[DIRECTIVE]: Copy out lines with the word "true" from the material that follows.
#### RECORD EXTRACTS ####
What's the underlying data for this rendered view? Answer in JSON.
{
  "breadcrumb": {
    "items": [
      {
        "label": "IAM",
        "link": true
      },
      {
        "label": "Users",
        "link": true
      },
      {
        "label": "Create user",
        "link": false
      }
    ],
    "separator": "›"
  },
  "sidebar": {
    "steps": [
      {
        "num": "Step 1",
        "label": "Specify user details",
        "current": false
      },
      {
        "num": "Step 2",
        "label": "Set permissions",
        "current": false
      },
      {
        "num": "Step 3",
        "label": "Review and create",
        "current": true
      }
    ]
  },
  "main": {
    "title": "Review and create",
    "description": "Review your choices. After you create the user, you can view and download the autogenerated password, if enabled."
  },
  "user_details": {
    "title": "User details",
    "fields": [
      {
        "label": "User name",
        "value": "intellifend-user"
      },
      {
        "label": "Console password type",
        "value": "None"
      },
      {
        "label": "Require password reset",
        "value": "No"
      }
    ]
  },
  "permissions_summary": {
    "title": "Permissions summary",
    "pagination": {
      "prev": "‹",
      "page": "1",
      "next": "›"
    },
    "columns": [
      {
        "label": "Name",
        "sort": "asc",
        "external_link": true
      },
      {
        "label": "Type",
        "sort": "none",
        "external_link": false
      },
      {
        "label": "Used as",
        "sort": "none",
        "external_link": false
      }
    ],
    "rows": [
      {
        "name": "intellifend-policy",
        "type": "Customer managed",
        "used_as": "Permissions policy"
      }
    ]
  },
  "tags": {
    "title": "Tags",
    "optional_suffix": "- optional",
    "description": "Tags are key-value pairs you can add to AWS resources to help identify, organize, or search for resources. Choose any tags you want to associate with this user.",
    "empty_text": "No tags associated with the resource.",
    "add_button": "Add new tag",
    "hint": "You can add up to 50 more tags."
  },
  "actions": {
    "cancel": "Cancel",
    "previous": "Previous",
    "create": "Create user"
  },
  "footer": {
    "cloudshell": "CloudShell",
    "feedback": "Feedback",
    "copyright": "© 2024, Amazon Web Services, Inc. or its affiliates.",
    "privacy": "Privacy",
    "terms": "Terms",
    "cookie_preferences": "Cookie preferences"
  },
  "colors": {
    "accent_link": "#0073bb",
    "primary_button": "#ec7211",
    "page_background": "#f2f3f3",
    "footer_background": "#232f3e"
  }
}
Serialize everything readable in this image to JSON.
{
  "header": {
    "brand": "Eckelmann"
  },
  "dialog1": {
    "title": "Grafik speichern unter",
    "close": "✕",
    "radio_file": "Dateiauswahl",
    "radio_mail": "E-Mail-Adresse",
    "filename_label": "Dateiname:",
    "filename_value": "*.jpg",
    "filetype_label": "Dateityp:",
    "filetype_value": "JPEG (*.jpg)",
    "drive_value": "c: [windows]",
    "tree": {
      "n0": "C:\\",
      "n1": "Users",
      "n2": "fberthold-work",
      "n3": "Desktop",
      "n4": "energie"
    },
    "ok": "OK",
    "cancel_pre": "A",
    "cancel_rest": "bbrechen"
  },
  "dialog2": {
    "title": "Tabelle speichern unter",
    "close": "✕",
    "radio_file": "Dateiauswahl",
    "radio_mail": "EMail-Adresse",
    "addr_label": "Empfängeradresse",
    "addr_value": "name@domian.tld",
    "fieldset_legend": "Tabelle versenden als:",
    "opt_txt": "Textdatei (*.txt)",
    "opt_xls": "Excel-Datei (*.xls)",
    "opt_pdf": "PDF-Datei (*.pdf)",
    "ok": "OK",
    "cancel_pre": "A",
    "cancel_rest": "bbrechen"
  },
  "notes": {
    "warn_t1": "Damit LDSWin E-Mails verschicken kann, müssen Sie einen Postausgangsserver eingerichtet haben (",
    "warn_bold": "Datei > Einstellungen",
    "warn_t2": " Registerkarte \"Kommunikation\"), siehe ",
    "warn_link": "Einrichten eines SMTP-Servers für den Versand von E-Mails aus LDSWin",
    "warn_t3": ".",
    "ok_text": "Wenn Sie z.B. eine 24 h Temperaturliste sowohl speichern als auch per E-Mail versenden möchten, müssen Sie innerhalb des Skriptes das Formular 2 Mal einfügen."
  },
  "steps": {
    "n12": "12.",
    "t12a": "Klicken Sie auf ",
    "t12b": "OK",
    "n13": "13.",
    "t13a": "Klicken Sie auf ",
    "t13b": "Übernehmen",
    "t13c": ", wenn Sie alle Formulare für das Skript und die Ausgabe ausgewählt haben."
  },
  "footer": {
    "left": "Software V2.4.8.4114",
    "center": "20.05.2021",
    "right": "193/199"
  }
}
####
[TASK RESULT]:
        "link": true
        "link": true
        "current": true
        "external_link": true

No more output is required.